(Dataset entries on figures)
┏━━
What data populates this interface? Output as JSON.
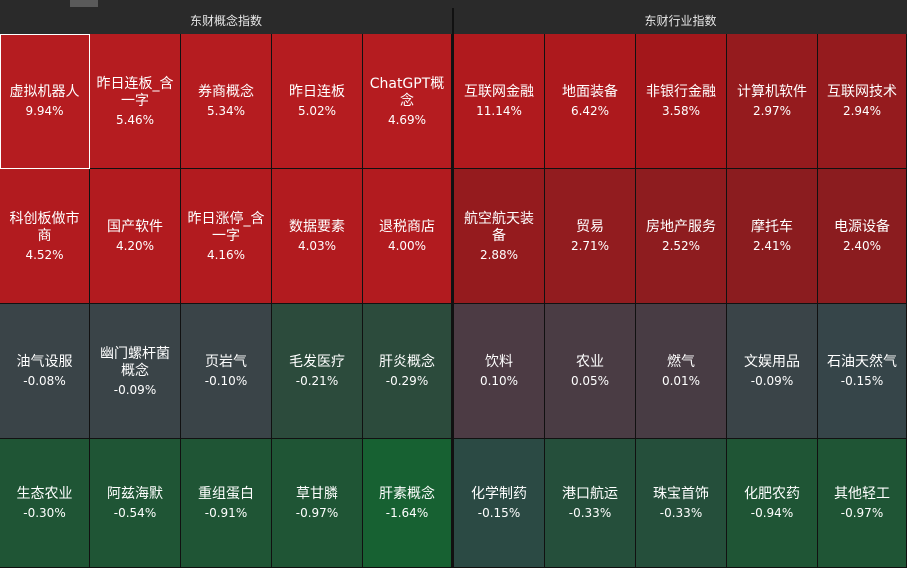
{
  "topbar": {
    "tabs": [
      "",
      "",
      "",
      "",
      "",
      "",
      "",
      "",
      ""
    ],
    "active_index": 1
  },
  "headers": {
    "concept": "东财概念指数",
    "industry": "东财行业指数"
  },
  "concept_grid": [
    [
      {
        "name": "虚拟机器人",
        "pct": "9.94%",
        "color": "#b51c20",
        "selected": true
      },
      {
        "name": "昨日连板_含一字",
        "pct": "5.46%",
        "color": "#b51c20"
      },
      {
        "name": "券商概念",
        "pct": "5.34%",
        "color": "#b51c20"
      },
      {
        "name": "昨日连板",
        "pct": "5.02%",
        "color": "#b51c20"
      },
      {
        "name": "ChatGPT概念",
        "pct": "4.69%",
        "color": "#b51c20"
      }
    ],
    [
      {
        "name": "科创板做市商",
        "pct": "4.52%",
        "color": "#b21b1f"
      },
      {
        "name": "国产软件",
        "pct": "4.20%",
        "color": "#b21b1f"
      },
      {
        "name": "昨日涨停_含一字",
        "pct": "4.16%",
        "color": "#b21b1f"
      },
      {
        "name": "数据要素",
        "pct": "4.03%",
        "color": "#b21b1f"
      },
      {
        "name": "退税商店",
        "pct": "4.00%",
        "color": "#b21b1f"
      }
    ],
    [
      {
        "name": "油气设服",
        "pct": "-0.08%",
        "color": "#3a4448"
      },
      {
        "name": "幽门螺杆菌概念",
        "pct": "-0.09%",
        "color": "#3a4448"
      },
      {
        "name": "页岩气",
        "pct": "-0.10%",
        "color": "#3a4448"
      },
      {
        "name": "毛发医疗",
        "pct": "-0.21%",
        "color": "#2c4b3c"
      },
      {
        "name": "肝炎概念",
        "pct": "-0.29%",
        "color": "#2c4b3c"
      }
    ],
    [
      {
        "name": "生态农业",
        "pct": "-0.30%",
        "color": "#1f5535"
      },
      {
        "name": "阿兹海默",
        "pct": "-0.54%",
        "color": "#1f5535"
      },
      {
        "name": "重组蛋白",
        "pct": "-0.91%",
        "color": "#1f5535"
      },
      {
        "name": "草甘膦",
        "pct": "-0.97%",
        "color": "#1f5535"
      },
      {
        "name": "肝素概念",
        "pct": "-1.64%",
        "color": "#176132"
      }
    ]
  ],
  "industry_grid": [
    [
      {
        "name": "互联网金融",
        "pct": "11.14%",
        "color": "#b01a1e"
      },
      {
        "name": "地面装备",
        "pct": "6.42%",
        "color": "#ad191d"
      },
      {
        "name": "非银行金融",
        "pct": "3.58%",
        "color": "#a3171b"
      },
      {
        "name": "计算机软件",
        "pct": "2.97%",
        "color": "#951b1e"
      },
      {
        "name": "互联网技术",
        "pct": "2.94%",
        "color": "#951b1e"
      }
    ],
    [
      {
        "name": "航空航天装备",
        "pct": "2.88%",
        "color": "#951b1e"
      },
      {
        "name": "贸易",
        "pct": "2.71%",
        "color": "#921c1f"
      },
      {
        "name": "房地产服务",
        "pct": "2.52%",
        "color": "#8e1c1f"
      },
      {
        "name": "摩托车",
        "pct": "2.41%",
        "color": "#8b1c1f"
      },
      {
        "name": "电源设备",
        "pct": "2.40%",
        "color": "#8b1c1f"
      }
    ],
    [
      {
        "name": "饮料",
        "pct": "0.10%",
        "color": "#4c3b44"
      },
      {
        "name": "农业",
        "pct": "0.05%",
        "color": "#4a3c44"
      },
      {
        "name": "燃气",
        "pct": "0.01%",
        "color": "#483c44"
      },
      {
        "name": "文娱用品",
        "pct": "-0.09%",
        "color": "#3a4448"
      },
      {
        "name": "石油天然气",
        "pct": "-0.15%",
        "color": "#364549"
      }
    ],
    [
      {
        "name": "化学制药",
        "pct": "-0.15%",
        "color": "#2b4a44"
      },
      {
        "name": "港口航运",
        "pct": "-0.33%",
        "color": "#254f3b"
      },
      {
        "name": "珠宝首饰",
        "pct": "-0.33%",
        "color": "#254f3b"
      },
      {
        "name": "化肥农药",
        "pct": "-0.94%",
        "color": "#1f5535"
      },
      {
        "name": "其他轻工",
        "pct": "-0.97%",
        "color": "#1f5535"
      }
    ]
  ]
}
┗━━
GIVEN INSTRUCTION → Restate the records above in full, word for word. Keep pictures out.

PROBLEM SOLUTION →
What data populates this interface? Output as JSON.
{
  "topbar": {
    "tabs": [
      "",
      "",
      "",
      "",
      "",
      "",
      "",
      "",
      ""
    ],
    "active_index": 1
  },
  "headers": {
    "concept": "东财概念指数",
    "industry": "东财行业指数"
  },
  "concept_grid": [
    [
      {
        "name": "虚拟机器人",
        "pct": "9.94%",
        "color": "#b51c20",
        "selected": true
      },
      {
        "name": "昨日连板_含一字",
        "pct": "5.46%",
        "color": "#b51c20"
      },
      {
        "name": "券商概念",
        "pct": "5.34%",
        "color": "#b51c20"
      },
      {
        "name": "昨日连板",
        "pct": "5.02%",
        "color": "#b51c20"
      },
      {
        "name": "ChatGPT概念",
        "pct": "4.69%",
        "color": "#b51c20"
      }
    ],
    [
      {
        "name": "科创板做市商",
        "pct": "4.52%",
        "color": "#b21b1f"
      },
      {
        "name": "国产软件",
        "pct": "4.20%",
        "color": "#b21b1f"
      },
      {
        "name": "昨日涨停_含一字",
        "pct": "4.16%",
        "color": "#b21b1f"
      },
      {
        "name": "数据要素",
        "pct": "4.03%",
        "color": "#b21b1f"
      },
      {
        "name": "退税商店",
        "pct": "4.00%",
        "color": "#b21b1f"
      }
    ],
    [
      {
        "name": "油气设服",
        "pct": "-0.08%",
        "color": "#3a4448"
      },
      {
        "name": "幽门螺杆菌概念",
        "pct": "-0.09%",
        "color": "#3a4448"
      },
      {
        "name": "页岩气",
        "pct": "-0.10%",
        "color": "#3a4448"
      },
      {
        "name": "毛发医疗",
        "pct": "-0.21%",
        "color": "#2c4b3c"
      },
      {
        "name": "肝炎概念",
        "pct": "-0.29%",
        "color": "#2c4b3c"
      }
    ],
    [
      {
        "name": "生态农业",
        "pct": "-0.30%",
        "color": "#1f5535"
      },
      {
        "name": "阿兹海默",
        "pct": "-0.54%",
        "color": "#1f5535"
      },
      {
        "name": "重组蛋白",
        "pct": "-0.91%",
        "color": "#1f5535"
      },
      {
        "name": "草甘膦",
        "pct": "-0.97%",
        "color": "#1f5535"
      },
      {
        "name": "肝素概念",
        "pct": "-1.64%",
        "color": "#176132"
      }
    ]
  ],
  "industry_grid": [
    [
      {
        "name": "互联网金融",
        "pct": "11.14%",
        "color": "#b01a1e"
      },
      {
        "name": "地面装备",
        "pct": "6.42%",
        "color": "#ad191d"
      },
      {
        "name": "非银行金融",
        "pct": "3.58%",
        "color": "#a3171b"
      },
      {
        "name": "计算机软件",
        "pct": "2.97%",
        "color": "#951b1e"
      },
      {
        "name": "互联网技术",
        "pct": "2.94%",
        "color": "#951b1e"
      }
    ],
    [
      {
        "name": "航空航天装备",
        "pct": "2.88%",
        "color": "#951b1e"
      },
      {
        "name": "贸易",
        "pct": "2.71%",
        "color": "#921c1f"
      },
      {
        "name": "房地产服务",
        "pct": "2.52%",
        "color": "#8e1c1f"
      },
      {
        "name": "摩托车",
        "pct": "2.41%",
        "color": "#8b1c1f"
      },
      {
        "name": "电源设备",
        "pct": "2.40%",
        "color": "#8b1c1f"
      }
    ],
    [
      {
        "name": "饮料",
        "pct": "0.10%",
        "color": "#4c3b44"
      },
      {
        "name": "农业",
        "pct": "0.05%",
        "color": "#4a3c44"
      },
      {
        "name": "燃气",
        "pct": "0.01%",
        "color": "#483c44"
      },
      {
        "name": "文娱用品",
        "pct": "-0.09%",
        "color": "#3a4448"
      },
      {
        "name": "石油天然气",
        "pct": "-0.15%",
        "color": "#364549"
      }
    ],
    [
      {
        "name": "化学制药",
        "pct": "-0.15%",
        "color": "#2b4a44"
      },
      {
        "name": "港口航运",
        "pct": "-0.33%",
        "color": "#254f3b"
      },
      {
        "name": "珠宝首饰",
        "pct": "-0.33%",
        "color": "#254f3b"
      },
      {
        "name": "化肥农药",
        "pct": "-0.94%",
        "color": "#1f5535"
      },
      {
        "name": "其他轻工",
        "pct": "-0.97%",
        "color": "#1f5535"
      }
    ]
  ]
}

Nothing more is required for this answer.